-- begin --

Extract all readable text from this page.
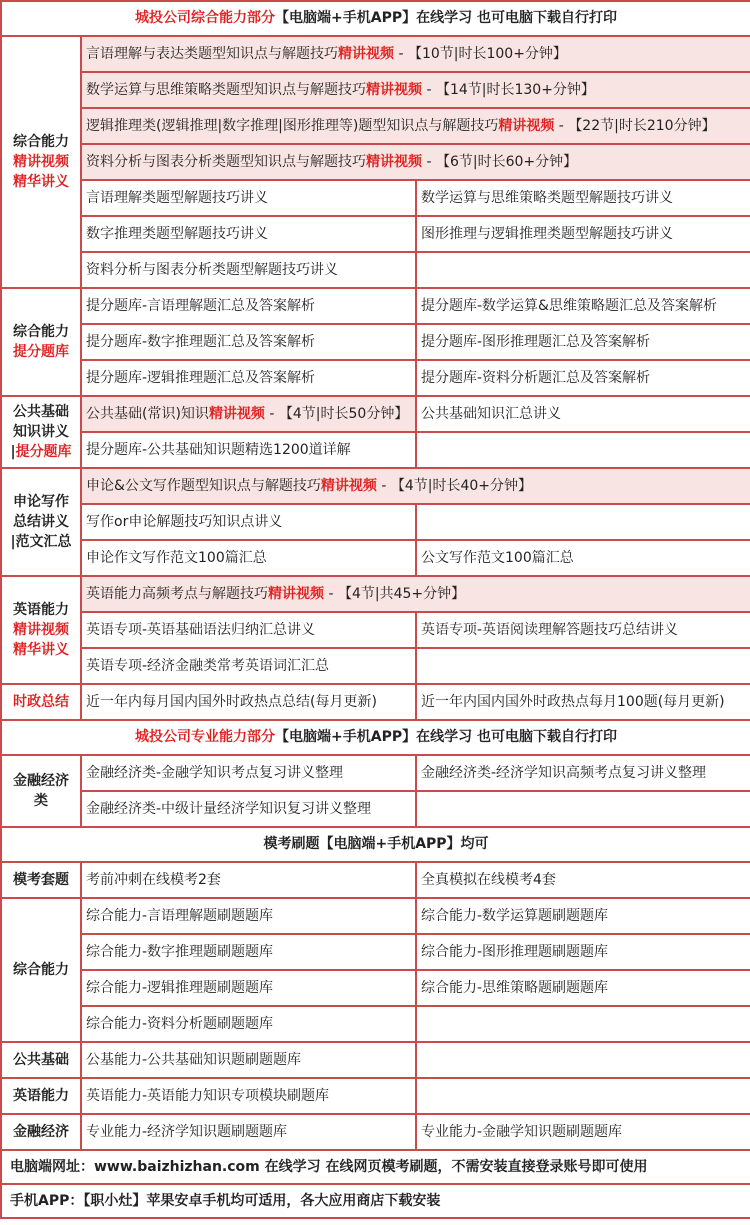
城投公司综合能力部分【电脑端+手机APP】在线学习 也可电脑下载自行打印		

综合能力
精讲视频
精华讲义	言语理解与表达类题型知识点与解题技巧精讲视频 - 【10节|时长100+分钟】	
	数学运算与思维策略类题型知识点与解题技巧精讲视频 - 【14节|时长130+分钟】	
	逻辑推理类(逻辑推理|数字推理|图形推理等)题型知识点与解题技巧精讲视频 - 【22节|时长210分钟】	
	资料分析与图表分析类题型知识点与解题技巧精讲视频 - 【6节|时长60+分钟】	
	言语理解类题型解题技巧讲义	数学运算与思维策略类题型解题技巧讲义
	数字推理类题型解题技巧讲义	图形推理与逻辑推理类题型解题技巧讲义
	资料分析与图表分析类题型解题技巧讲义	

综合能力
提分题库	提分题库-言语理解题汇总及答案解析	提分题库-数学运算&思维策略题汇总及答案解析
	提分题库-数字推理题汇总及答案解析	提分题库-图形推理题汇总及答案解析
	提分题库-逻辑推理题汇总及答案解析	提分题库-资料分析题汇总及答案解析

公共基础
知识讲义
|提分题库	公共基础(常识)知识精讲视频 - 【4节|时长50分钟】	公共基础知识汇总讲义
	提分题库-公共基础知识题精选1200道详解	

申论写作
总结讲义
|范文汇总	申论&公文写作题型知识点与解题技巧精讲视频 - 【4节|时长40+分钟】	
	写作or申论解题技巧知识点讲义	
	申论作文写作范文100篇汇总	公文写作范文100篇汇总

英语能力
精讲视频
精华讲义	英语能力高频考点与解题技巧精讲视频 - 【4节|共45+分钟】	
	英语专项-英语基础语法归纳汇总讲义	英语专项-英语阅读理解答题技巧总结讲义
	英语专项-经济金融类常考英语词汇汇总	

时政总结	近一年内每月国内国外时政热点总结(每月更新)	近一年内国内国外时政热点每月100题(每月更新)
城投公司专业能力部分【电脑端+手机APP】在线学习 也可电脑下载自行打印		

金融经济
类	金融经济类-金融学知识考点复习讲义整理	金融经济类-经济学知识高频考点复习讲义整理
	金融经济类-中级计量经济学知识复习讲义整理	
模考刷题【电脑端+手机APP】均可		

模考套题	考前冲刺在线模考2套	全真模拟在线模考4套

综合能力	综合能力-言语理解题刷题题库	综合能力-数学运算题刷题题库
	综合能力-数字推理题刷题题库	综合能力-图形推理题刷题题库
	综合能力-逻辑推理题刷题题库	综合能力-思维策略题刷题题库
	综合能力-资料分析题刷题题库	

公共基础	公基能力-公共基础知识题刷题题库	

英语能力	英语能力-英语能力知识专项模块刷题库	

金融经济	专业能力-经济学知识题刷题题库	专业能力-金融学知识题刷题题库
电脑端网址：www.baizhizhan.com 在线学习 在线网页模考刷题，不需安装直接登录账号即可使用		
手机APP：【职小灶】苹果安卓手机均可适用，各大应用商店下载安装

-- end --

• What you should do: Pull out all lines in the data above that include "也可电脑下载自行打印".

• Task answer:
城投公司综合能力部分【电脑端+手机APP】在线学习 也可电脑下载自行打印		
城投公司专业能力部分【电脑端+手机APP】在线学习 也可电脑下载自行打印		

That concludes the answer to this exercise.